[Rows from a figure dataset]

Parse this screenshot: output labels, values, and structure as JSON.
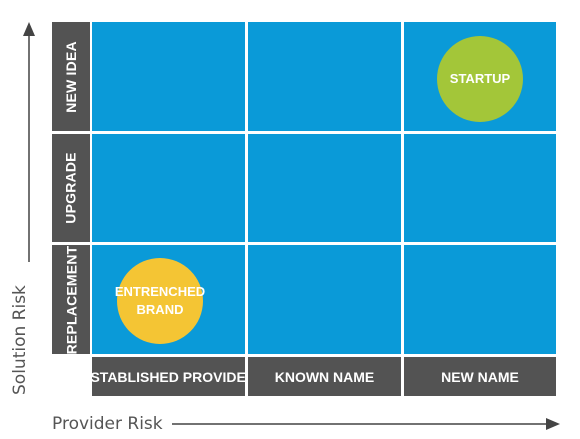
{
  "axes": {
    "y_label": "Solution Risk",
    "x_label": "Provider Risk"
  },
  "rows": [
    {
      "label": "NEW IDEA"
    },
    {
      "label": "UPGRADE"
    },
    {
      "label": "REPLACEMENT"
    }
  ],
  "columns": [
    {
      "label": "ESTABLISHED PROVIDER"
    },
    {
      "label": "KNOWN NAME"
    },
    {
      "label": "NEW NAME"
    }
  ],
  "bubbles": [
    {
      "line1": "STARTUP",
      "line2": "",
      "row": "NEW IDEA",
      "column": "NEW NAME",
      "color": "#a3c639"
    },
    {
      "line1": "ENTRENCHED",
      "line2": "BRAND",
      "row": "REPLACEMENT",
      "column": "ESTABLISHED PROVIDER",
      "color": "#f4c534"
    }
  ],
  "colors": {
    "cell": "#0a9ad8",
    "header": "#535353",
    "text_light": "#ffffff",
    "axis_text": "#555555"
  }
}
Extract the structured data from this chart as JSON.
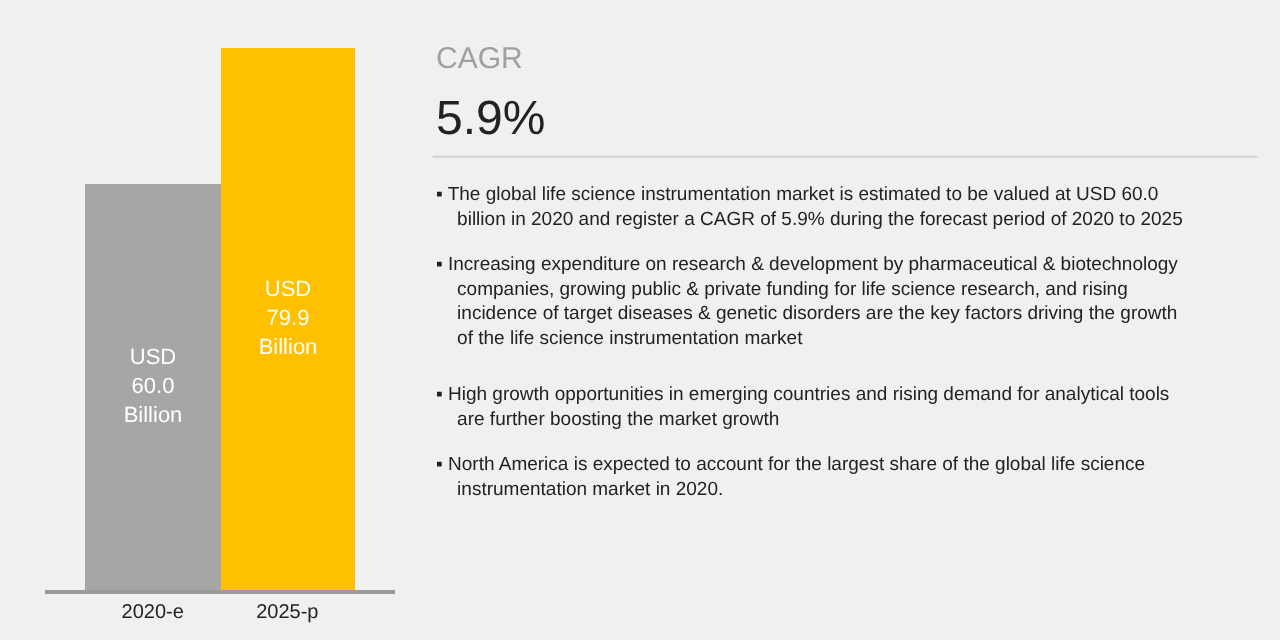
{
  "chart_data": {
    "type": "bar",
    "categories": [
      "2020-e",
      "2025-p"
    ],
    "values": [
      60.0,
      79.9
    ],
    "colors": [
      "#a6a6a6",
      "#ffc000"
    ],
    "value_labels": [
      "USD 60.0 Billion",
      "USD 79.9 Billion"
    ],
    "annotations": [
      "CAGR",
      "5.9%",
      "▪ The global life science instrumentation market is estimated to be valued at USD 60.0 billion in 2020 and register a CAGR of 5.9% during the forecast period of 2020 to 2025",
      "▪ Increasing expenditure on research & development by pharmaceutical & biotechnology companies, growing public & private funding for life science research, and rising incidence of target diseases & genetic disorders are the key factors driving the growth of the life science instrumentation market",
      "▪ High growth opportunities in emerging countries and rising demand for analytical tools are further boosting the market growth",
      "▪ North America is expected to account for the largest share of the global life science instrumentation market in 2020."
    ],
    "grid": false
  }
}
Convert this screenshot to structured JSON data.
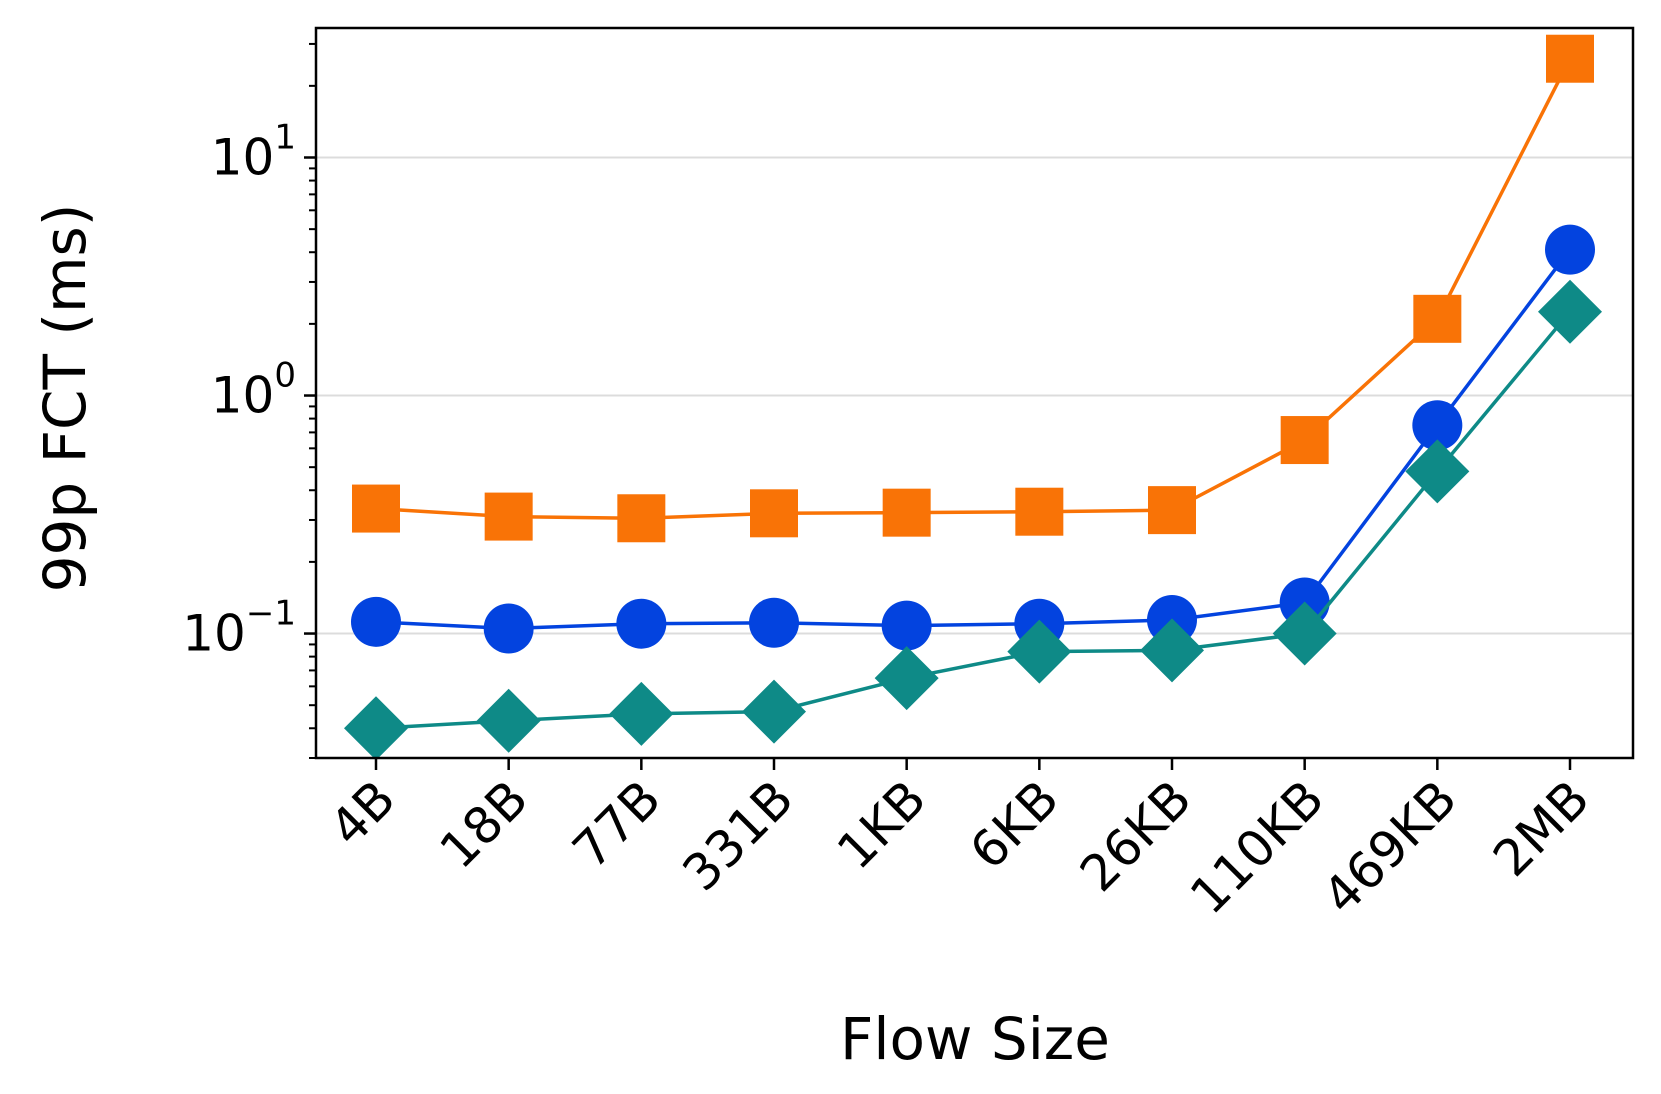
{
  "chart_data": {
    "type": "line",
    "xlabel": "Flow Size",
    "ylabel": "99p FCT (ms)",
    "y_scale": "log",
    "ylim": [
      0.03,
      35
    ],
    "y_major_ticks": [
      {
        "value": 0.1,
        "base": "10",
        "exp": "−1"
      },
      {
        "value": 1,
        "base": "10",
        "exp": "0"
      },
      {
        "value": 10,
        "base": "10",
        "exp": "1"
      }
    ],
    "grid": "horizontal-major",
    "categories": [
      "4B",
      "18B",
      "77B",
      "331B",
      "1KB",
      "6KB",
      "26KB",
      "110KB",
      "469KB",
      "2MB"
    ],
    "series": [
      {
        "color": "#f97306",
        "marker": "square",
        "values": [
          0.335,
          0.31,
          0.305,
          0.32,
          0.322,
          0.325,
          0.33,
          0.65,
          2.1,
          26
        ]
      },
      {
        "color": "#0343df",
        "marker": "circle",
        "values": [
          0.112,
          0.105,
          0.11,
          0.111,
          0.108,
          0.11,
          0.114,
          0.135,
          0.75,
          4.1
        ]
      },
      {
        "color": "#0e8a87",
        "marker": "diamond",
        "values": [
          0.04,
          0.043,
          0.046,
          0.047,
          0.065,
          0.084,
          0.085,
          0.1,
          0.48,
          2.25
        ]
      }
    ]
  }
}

## [What to produce]
Without including the pictures, return each record above exactly as it stands.

## [The output]
Parse this screenshot: output labels, values, and structure as JSON.
{
  "axes": {
    "y_label": "Solution Risk",
    "x_label": "Provider Risk"
  },
  "rows": [
    {
      "label": "NEW IDEA"
    },
    {
      "label": "UPGRADE"
    },
    {
      "label": "REPLACEMENT"
    }
  ],
  "columns": [
    {
      "label": "ESTABLISHED PROVIDER"
    },
    {
      "label": "KNOWN NAME"
    },
    {
      "label": "NEW NAME"
    }
  ],
  "bubbles": [
    {
      "line1": "STARTUP",
      "line2": "",
      "row": "NEW IDEA",
      "column": "NEW NAME",
      "color": "#a3c639"
    },
    {
      "line1": "ENTRENCHED",
      "line2": "BRAND",
      "row": "REPLACEMENT",
      "column": "ESTABLISHED PROVIDER",
      "color": "#f4c534"
    }
  ],
  "colors": {
    "cell": "#0a9ad8",
    "header": "#535353",
    "text_light": "#ffffff",
    "axis_text": "#555555"
  }
}
Extract the structured data from this chart as JSON.
{
  "chart_data": {
    "type": "bar",
    "categories": [
      "2020-e",
      "2025-p"
    ],
    "values": [
      60.0,
      79.9
    ],
    "colors": [
      "#a6a6a6",
      "#ffc000"
    ],
    "value_labels": [
      "USD 60.0 Billion",
      "USD 79.9 Billion"
    ],
    "annotations": [
      "CAGR",
      "5.9%",
      "▪ The global life science instrumentation market is estimated to be valued at USD 60.0 billion in 2020 and register a CAGR of 5.9% during the forecast period of 2020 to 2025",
      "▪ Increasing expenditure on research & development by pharmaceutical & biotechnology companies, growing public & private funding for life science research, and rising incidence of target diseases & genetic disorders are the key factors driving the growth of the life science instrumentation market",
      "▪ High growth opportunities in emerging countries and rising demand for analytical tools are further boosting the market growth",
      "▪ North America is expected to account for the largest share of the global life science instrumentation market in 2020."
    ],
    "grid": false
  }
}
Convert this screenshot to structured JSON data.
{
  "chart_data": {
    "type": "line",
    "xlabel": "Flow Size",
    "ylabel": "99p FCT (ms)",
    "y_scale": "log",
    "ylim": [
      0.03,
      35
    ],
    "y_major_ticks": [
      {
        "value": 0.1,
        "base": "10",
        "exp": "−1"
      },
      {
        "value": 1,
        "base": "10",
        "exp": "0"
      },
      {
        "value": 10,
        "base": "10",
        "exp": "1"
      }
    ],
    "grid": "horizontal-major",
    "categories": [
      "4B",
      "18B",
      "77B",
      "331B",
      "1KB",
      "6KB",
      "26KB",
      "110KB",
      "469KB",
      "2MB"
    ],
    "series": [
      {
        "color": "#f97306",
        "marker": "square",
        "values": [
          0.335,
          0.31,
          0.305,
          0.32,
          0.322,
          0.325,
          0.33,
          0.65,
          2.1,
          26
        ]
      },
      {
        "color": "#0343df",
        "marker": "circle",
        "values": [
          0.112,
          0.105,
          0.11,
          0.111,
          0.108,
          0.11,
          0.114,
          0.135,
          0.75,
          4.1
        ]
      },
      {
        "color": "#0e8a87",
        "marker": "diamond",
        "values": [
          0.04,
          0.043,
          0.046,
          0.047,
          0.065,
          0.084,
          0.085,
          0.1,
          0.48,
          2.25
        ]
      }
    ]
  }
}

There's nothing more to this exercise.